### Your instructions:
Rewrite the stretch from "I’m not too" through "back at 9:01pm)." in the text on Manifold interest payments, replacing "market value" with "current value".

### Selected extract:
Start of Block
The reason is that interest payments compensate for time value, while loans only reduce the cost (and never to zero, unless loan rates are 100%).
Implementation
With interest payments, it’s still possible for a fair-bet to be negative EV, if your discount rate is high enough. This is always going to be the case for any system. Different people come to Manifold with different discount rates - a cracked bettor has a larger opportunity cost than a mid bettor, and independently of opportunity cost, people vary in their patience. To fully solve this, you would need individualised interest rates that match people’s individual discount rates.
This is hard to do exactly, but I think a good approximation would be if Manifold implemented tiered interest rates by net worth. Say, those with under 10k net worth earn 30% interest, and people above 1 million net worth earn 3% interest. This would correctly compensate traders more when capital constraints are bigger. The ability to do something like this is a big advantage of using play money. It would reduce the mana-supply-inflation that would result from interest payments, since big accounts earn less. And it would even incentivise whales to loan out to smaller accounts at rates favourable to both of them, getting new users to bet more.
I would also argue that interest should only be paid on investments, not balances. A huge amount of the mana supply is sitting unused in the accounts of whales, either because they left the site or there simply aren’t enough positive EV opportunities to make use of it. With interest payments only on investments, it is suddenly preferable to sink your net worth into markets expiring in 2030, or markets trading at 99%, and at least put the mana to some use. It incentivises doing something with your mana, even just coin flip it, rather than having it sit idle doing nothing.
I’m not too sure whether interest should be paid on the market value of positions, or the initial investments. If the former, the time at which interest is calculated should be randomised to prevent gaming (imagine interest was always paid at exactly 9pm: you build a position at 1% in a random market, buy it up to 99% at 8:59pm, collect the interest, and sell back at 9:01pm).
End of Block
### Dataset records:
Start of Block
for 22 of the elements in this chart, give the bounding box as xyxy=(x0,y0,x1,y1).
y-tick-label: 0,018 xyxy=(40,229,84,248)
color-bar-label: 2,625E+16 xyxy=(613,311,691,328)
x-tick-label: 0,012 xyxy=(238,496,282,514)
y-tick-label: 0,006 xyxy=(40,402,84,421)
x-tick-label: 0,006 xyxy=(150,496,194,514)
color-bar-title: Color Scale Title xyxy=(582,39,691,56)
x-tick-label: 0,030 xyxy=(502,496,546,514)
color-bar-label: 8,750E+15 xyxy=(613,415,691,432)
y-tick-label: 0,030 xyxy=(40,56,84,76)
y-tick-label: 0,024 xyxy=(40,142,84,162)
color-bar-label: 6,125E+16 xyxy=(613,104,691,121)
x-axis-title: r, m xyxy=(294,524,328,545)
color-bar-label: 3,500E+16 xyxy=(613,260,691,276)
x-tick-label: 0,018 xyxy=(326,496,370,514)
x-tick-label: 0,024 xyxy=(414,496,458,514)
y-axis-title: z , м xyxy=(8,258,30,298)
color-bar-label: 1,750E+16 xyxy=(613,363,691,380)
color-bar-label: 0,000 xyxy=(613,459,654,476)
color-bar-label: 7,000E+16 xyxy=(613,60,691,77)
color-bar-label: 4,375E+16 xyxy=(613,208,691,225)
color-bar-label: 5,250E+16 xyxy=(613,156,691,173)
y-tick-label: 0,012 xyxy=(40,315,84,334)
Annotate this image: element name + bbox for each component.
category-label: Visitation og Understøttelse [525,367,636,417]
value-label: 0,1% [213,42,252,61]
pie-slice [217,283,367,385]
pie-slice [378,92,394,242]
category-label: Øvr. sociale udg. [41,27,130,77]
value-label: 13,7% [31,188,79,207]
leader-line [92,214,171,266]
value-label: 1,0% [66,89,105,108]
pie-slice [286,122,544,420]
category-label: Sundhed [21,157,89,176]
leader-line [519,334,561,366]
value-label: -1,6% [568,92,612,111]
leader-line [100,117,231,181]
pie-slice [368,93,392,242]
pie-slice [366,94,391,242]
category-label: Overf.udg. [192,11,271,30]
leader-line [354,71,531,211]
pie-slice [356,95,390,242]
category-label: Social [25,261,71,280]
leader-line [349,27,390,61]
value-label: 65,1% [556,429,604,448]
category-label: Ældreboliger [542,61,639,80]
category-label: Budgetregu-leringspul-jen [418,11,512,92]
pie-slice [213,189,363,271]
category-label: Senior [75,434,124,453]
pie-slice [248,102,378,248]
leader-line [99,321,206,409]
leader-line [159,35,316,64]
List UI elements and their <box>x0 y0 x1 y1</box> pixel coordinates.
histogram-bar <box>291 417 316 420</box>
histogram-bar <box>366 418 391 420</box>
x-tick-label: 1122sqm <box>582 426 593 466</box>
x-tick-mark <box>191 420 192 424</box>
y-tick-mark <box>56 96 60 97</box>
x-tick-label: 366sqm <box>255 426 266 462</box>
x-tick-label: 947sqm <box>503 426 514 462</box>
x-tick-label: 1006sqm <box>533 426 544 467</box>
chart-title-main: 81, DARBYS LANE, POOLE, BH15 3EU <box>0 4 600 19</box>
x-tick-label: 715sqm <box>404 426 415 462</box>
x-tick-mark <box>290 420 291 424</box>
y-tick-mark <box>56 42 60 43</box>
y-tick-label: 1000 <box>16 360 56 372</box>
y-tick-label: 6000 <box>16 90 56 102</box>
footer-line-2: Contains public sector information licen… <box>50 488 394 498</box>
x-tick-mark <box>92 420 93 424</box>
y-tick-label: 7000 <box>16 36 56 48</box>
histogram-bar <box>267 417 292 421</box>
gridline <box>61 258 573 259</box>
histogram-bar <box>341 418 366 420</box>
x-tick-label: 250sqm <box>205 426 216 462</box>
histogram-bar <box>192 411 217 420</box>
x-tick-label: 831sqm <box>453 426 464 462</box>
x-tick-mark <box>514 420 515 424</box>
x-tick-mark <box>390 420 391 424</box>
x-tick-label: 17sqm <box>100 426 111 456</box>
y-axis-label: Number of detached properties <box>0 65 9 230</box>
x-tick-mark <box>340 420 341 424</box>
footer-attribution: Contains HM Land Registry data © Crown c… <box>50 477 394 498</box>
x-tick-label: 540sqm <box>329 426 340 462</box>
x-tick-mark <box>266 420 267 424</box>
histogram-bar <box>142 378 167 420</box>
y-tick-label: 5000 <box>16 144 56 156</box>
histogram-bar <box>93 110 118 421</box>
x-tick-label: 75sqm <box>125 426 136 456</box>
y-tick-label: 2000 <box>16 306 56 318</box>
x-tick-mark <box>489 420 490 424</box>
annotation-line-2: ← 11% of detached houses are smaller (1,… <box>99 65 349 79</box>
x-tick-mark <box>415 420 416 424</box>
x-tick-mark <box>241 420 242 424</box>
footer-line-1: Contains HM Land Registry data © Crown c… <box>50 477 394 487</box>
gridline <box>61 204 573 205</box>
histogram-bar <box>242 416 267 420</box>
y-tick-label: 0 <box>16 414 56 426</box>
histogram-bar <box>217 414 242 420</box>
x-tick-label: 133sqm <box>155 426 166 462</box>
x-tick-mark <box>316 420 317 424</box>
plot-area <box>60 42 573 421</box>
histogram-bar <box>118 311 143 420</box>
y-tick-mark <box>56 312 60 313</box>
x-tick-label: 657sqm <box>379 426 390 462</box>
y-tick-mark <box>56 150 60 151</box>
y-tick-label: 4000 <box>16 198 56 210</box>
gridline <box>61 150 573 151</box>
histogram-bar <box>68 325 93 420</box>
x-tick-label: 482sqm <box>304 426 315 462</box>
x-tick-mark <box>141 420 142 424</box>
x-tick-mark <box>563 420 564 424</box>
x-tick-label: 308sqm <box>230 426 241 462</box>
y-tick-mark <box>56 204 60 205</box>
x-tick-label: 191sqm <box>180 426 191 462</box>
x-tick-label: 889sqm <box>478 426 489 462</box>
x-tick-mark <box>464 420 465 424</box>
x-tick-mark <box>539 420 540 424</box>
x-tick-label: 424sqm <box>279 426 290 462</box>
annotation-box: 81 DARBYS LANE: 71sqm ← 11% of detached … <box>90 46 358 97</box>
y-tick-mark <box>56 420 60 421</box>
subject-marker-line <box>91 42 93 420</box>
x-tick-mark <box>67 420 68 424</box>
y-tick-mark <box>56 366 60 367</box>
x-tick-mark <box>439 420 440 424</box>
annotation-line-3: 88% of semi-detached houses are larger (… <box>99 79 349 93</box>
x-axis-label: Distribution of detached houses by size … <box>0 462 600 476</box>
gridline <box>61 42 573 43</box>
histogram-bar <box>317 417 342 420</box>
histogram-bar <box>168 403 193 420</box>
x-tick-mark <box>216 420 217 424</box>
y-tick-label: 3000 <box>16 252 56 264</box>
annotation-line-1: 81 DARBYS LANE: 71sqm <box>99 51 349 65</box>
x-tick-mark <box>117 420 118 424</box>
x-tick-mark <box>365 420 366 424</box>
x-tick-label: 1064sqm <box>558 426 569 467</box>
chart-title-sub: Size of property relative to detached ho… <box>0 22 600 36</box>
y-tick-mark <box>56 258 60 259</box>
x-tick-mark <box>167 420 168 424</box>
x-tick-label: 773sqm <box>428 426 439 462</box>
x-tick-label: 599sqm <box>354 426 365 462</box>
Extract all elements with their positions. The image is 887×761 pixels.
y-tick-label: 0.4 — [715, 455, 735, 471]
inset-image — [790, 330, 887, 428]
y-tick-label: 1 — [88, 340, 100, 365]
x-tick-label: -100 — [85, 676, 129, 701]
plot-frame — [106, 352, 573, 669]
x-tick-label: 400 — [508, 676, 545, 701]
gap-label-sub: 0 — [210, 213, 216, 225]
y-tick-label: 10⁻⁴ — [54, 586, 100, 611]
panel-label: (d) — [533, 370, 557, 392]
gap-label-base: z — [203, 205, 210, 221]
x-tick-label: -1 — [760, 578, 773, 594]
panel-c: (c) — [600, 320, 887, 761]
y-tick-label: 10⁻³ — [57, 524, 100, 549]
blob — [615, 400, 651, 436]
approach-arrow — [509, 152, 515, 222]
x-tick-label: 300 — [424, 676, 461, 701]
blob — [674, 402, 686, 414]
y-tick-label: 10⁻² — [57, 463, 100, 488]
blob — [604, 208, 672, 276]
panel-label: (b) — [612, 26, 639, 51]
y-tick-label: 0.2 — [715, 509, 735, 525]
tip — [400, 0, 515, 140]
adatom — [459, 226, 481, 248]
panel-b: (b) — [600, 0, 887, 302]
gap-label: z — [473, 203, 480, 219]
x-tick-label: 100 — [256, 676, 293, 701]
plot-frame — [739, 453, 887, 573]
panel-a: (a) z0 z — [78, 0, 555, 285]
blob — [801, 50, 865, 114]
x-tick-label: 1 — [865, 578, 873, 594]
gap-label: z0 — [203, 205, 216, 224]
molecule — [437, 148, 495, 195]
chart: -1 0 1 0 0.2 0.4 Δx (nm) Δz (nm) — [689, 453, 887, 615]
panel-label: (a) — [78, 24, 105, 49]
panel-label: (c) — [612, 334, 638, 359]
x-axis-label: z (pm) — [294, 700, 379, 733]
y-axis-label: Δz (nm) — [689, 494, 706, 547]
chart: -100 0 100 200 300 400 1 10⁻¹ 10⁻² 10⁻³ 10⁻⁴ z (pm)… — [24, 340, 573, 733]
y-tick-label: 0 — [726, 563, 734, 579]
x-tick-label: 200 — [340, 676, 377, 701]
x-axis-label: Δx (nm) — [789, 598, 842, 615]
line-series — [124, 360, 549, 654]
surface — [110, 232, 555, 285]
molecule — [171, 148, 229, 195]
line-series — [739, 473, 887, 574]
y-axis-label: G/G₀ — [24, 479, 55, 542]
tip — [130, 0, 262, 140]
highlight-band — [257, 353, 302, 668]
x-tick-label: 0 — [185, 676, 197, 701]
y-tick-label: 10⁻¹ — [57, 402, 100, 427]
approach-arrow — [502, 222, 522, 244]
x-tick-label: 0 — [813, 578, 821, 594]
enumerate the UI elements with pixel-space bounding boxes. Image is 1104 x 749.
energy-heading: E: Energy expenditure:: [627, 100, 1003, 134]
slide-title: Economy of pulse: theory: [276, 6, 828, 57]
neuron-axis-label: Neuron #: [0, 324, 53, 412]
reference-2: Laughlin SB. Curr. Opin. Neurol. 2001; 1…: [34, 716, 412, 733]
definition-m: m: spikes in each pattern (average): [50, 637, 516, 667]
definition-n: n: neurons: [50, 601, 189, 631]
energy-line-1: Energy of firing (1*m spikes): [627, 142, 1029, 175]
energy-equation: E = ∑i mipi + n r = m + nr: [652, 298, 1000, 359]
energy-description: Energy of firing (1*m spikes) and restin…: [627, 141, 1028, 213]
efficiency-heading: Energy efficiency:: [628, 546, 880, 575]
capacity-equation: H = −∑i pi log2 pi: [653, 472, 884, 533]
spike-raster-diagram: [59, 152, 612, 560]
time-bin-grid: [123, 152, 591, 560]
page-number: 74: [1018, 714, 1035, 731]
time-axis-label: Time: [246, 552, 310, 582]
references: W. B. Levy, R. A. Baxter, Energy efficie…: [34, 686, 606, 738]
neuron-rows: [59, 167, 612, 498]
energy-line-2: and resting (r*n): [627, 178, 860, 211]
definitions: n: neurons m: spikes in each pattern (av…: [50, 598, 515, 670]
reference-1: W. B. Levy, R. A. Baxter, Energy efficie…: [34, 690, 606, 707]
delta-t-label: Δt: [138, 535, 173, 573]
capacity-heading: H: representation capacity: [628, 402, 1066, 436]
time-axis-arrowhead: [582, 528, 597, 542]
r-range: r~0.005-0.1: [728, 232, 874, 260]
End of Block
### Result for this task:
I’m not too sure whether interest should be paid on the current value of positions, or the initial investments. If the former, the time at which interest is calculated should be randomised to prevent gaming (imagine interest was always paid at exactly 9pm: you build a position at 1% in a random market, buy it up to 99% at 8:59pm, collect the interest, and sell back at 9:01pm).